* **Task prompt**
Retype every entry exactly, character for character.

━━━━━ Exercise data

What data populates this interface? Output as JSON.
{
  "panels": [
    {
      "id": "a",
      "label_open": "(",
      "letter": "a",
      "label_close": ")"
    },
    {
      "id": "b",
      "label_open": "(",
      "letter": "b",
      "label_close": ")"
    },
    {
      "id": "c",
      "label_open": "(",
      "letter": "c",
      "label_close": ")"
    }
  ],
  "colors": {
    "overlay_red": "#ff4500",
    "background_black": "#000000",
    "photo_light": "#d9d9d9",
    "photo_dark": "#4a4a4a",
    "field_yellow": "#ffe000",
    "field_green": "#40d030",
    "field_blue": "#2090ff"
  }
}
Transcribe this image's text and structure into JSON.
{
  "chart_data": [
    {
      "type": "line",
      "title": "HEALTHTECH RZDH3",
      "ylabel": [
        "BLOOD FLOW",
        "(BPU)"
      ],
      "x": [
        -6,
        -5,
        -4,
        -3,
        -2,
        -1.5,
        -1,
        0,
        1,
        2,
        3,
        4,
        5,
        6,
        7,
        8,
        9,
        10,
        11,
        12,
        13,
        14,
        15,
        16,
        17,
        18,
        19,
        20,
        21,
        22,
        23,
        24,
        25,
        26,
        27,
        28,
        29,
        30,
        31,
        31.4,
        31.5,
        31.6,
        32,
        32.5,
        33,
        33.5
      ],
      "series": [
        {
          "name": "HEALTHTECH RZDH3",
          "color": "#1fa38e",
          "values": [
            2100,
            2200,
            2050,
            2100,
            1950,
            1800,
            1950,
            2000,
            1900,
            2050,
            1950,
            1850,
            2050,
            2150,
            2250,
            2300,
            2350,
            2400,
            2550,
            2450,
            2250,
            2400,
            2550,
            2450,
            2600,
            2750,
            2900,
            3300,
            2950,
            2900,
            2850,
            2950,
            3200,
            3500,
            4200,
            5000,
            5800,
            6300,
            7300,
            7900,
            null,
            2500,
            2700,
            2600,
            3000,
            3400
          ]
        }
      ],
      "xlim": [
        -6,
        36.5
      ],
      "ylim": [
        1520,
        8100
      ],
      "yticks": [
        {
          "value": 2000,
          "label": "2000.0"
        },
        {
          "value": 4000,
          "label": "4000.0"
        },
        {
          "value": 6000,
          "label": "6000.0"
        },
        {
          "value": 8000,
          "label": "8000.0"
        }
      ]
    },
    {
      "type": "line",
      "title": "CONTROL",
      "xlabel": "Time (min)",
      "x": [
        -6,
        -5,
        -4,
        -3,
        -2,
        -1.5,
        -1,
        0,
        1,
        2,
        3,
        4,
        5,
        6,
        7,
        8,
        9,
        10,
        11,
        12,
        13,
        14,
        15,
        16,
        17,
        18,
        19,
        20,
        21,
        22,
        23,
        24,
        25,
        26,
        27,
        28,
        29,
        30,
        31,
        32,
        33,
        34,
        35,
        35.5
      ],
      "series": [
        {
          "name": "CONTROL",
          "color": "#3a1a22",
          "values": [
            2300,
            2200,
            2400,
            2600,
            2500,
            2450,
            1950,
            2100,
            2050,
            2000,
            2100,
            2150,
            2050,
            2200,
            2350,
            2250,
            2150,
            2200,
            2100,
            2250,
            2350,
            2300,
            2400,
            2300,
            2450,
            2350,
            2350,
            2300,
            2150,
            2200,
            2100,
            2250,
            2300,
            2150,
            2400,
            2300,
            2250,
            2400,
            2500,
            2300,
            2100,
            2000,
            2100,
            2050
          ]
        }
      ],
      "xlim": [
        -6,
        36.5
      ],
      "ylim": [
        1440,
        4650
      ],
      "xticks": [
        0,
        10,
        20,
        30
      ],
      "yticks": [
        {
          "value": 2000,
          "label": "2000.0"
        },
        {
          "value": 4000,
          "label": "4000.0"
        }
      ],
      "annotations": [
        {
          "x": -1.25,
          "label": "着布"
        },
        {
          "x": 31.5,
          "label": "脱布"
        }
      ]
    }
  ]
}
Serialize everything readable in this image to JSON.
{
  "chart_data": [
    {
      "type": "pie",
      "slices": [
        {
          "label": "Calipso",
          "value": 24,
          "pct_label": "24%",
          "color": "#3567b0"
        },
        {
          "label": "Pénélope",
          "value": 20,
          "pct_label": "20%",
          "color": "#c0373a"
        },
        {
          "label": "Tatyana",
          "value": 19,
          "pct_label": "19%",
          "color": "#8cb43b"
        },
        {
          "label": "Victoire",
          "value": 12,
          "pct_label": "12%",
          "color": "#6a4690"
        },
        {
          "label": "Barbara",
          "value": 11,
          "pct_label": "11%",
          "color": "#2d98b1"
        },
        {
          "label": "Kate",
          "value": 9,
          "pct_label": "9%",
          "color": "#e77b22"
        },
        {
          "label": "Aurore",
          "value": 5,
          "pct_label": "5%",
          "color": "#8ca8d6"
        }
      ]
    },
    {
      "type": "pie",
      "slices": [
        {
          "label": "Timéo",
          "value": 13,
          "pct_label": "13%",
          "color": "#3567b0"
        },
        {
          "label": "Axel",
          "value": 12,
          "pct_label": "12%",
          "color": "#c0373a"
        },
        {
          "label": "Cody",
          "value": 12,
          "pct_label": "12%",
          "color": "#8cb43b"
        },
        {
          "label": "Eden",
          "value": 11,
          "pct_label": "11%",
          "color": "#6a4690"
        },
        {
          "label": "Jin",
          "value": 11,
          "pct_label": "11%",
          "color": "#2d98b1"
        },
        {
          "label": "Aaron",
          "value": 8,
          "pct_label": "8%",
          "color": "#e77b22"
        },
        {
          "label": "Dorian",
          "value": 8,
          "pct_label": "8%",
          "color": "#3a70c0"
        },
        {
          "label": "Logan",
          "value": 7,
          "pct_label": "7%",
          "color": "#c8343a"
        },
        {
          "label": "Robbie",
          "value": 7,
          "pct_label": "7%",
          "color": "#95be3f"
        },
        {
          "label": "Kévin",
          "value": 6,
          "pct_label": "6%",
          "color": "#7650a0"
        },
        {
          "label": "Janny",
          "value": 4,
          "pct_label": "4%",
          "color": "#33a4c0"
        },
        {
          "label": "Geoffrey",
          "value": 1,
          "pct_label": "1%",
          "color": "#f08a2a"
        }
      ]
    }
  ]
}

━━━━━━━━━━

* **Written solution**
What data populates this interface? Output as JSON.
{
  "panels": [
    {
      "id": "a",
      "label_open": "(",
      "letter": "a",
      "label_close": ")"
    },
    {
      "id": "b",
      "label_open": "(",
      "letter": "b",
      "label_close": ")"
    },
    {
      "id": "c",
      "label_open": "(",
      "letter": "c",
      "label_close": ")"
    }
  ],
  "colors": {
    "overlay_red": "#ff4500",
    "background_black": "#000000",
    "photo_light": "#d9d9d9",
    "photo_dark": "#4a4a4a",
    "field_yellow": "#ffe000",
    "field_green": "#40d030",
    "field_blue": "#2090ff"
  }
}
Transcribe this image's text and structure into JSON.
{
  "chart_data": [
    {
      "type": "line",
      "title": "HEALTHTECH RZDH3",
      "ylabel": [
        "BLOOD FLOW",
        "(BPU)"
      ],
      "x": [
        -6,
        -5,
        -4,
        -3,
        -2,
        -1.5,
        -1,
        0,
        1,
        2,
        3,
        4,
        5,
        6,
        7,
        8,
        9,
        10,
        11,
        12,
        13,
        14,
        15,
        16,
        17,
        18,
        19,
        20,
        21,
        22,
        23,
        24,
        25,
        26,
        27,
        28,
        29,
        30,
        31,
        31.4,
        31.5,
        31.6,
        32,
        32.5,
        33,
        33.5
      ],
      "series": [
        {
          "name": "HEALTHTECH RZDH3",
          "color": "#1fa38e",
          "values": [
            2100,
            2200,
            2050,
            2100,
            1950,
            1800,
            1950,
            2000,
            1900,
            2050,
            1950,
            1850,
            2050,
            2150,
            2250,
            2300,
            2350,
            2400,
            2550,
            2450,
            2250,
            2400,
            2550,
            2450,
            2600,
            2750,
            2900,
            3300,
            2950,
            2900,
            2850,
            2950,
            3200,
            3500,
            4200,
            5000,
            5800,
            6300,
            7300,
            7900,
            null,
            2500,
            2700,
            2600,
            3000,
            3400
          ]
        }
      ],
      "xlim": [
        -6,
        36.5
      ],
      "ylim": [
        1520,
        8100
      ],
      "yticks": [
        {
          "value": 2000,
          "label": "2000.0"
        },
        {
          "value": 4000,
          "label": "4000.0"
        },
        {
          "value": 6000,
          "label": "6000.0"
        },
        {
          "value": 8000,
          "label": "8000.0"
        }
      ]
    },
    {
      "type": "line",
      "title": "CONTROL",
      "xlabel": "Time (min)",
      "x": [
        -6,
        -5,
        -4,
        -3,
        -2,
        -1.5,
        -1,
        0,
        1,
        2,
        3,
        4,
        5,
        6,
        7,
        8,
        9,
        10,
        11,
        12,
        13,
        14,
        15,
        16,
        17,
        18,
        19,
        20,
        21,
        22,
        23,
        24,
        25,
        26,
        27,
        28,
        29,
        30,
        31,
        32,
        33,
        34,
        35,
        35.5
      ],
      "series": [
        {
          "name": "CONTROL",
          "color": "#3a1a22",
          "values": [
            2300,
            2200,
            2400,
            2600,
            2500,
            2450,
            1950,
            2100,
            2050,
            2000,
            2100,
            2150,
            2050,
            2200,
            2350,
            2250,
            2150,
            2200,
            2100,
            2250,
            2350,
            2300,
            2400,
            2300,
            2450,
            2350,
            2350,
            2300,
            2150,
            2200,
            2100,
            2250,
            2300,
            2150,
            2400,
            2300,
            2250,
            2400,
            2500,
            2300,
            2100,
            2000,
            2100,
            2050
          ]
        }
      ],
      "xlim": [
        -6,
        36.5
      ],
      "ylim": [
        1440,
        4650
      ],
      "xticks": [
        0,
        10,
        20,
        30
      ],
      "yticks": [
        {
          "value": 2000,
          "label": "2000.0"
        },
        {
          "value": 4000,
          "label": "4000.0"
        }
      ],
      "annotations": [
        {
          "x": -1.25,
          "label": "着布"
        },
        {
          "x": 31.5,
          "label": "脱布"
        }
      ]
    }
  ]
}
Serialize everything readable in this image to JSON.
{
  "chart_data": [
    {
      "type": "pie",
      "slices": [
        {
          "label": "Calipso",
          "value": 24,
          "pct_label": "24%",
          "color": "#3567b0"
        },
        {
          "label": "Pénélope",
          "value": 20,
          "pct_label": "20%",
          "color": "#c0373a"
        },
        {
          "label": "Tatyana",
          "value": 19,
          "pct_label": "19%",
          "color": "#8cb43b"
        },
        {
          "label": "Victoire",
          "value": 12,
          "pct_label": "12%",
          "color": "#6a4690"
        },
        {
          "label": "Barbara",
          "value": 11,
          "pct_label": "11%",
          "color": "#2d98b1"
        },
        {
          "label": "Kate",
          "value": 9,
          "pct_label": "9%",
          "color": "#e77b22"
        },
        {
          "label": "Aurore",
          "value": 5,
          "pct_label": "5%",
          "color": "#8ca8d6"
        }
      ]
    },
    {
      "type": "pie",
      "slices": [
        {
          "label": "Timéo",
          "value": 13,
          "pct_label": "13%",
          "color": "#3567b0"
        },
        {
          "label": "Axel",
          "value": 12,
          "pct_label": "12%",
          "color": "#c0373a"
        },
        {
          "label": "Cody",
          "value": 12,
          "pct_label": "12%",
          "color": "#8cb43b"
        },
        {
          "label": "Eden",
          "value": 11,
          "pct_label": "11%",
          "color": "#6a4690"
        },
        {
          "label": "Jin",
          "value": 11,
          "pct_label": "11%",
          "color": "#2d98b1"
        },
        {
          "label": "Aaron",
          "value": 8,
          "pct_label": "8%",
          "color": "#e77b22"
        },
        {
          "label": "Dorian",
          "value": 8,
          "pct_label": "8%",
          "color": "#3a70c0"
        },
        {
          "label": "Logan",
          "value": 7,
          "pct_label": "7%",
          "color": "#c8343a"
        },
        {
          "label": "Robbie",
          "value": 7,
          "pct_label": "7%",
          "color": "#95be3f"
        },
        {
          "label": "Kévin",
          "value": 6,
          "pct_label": "6%",
          "color": "#7650a0"
        },
        {
          "label": "Janny",
          "value": 4,
          "pct_label": "4%",
          "color": "#33a4c0"
        },
        {
          "label": "Geoffrey",
          "value": 1,
          "pct_label": "1%",
          "color": "#f08a2a"
        }
      ]
    }
  ]
}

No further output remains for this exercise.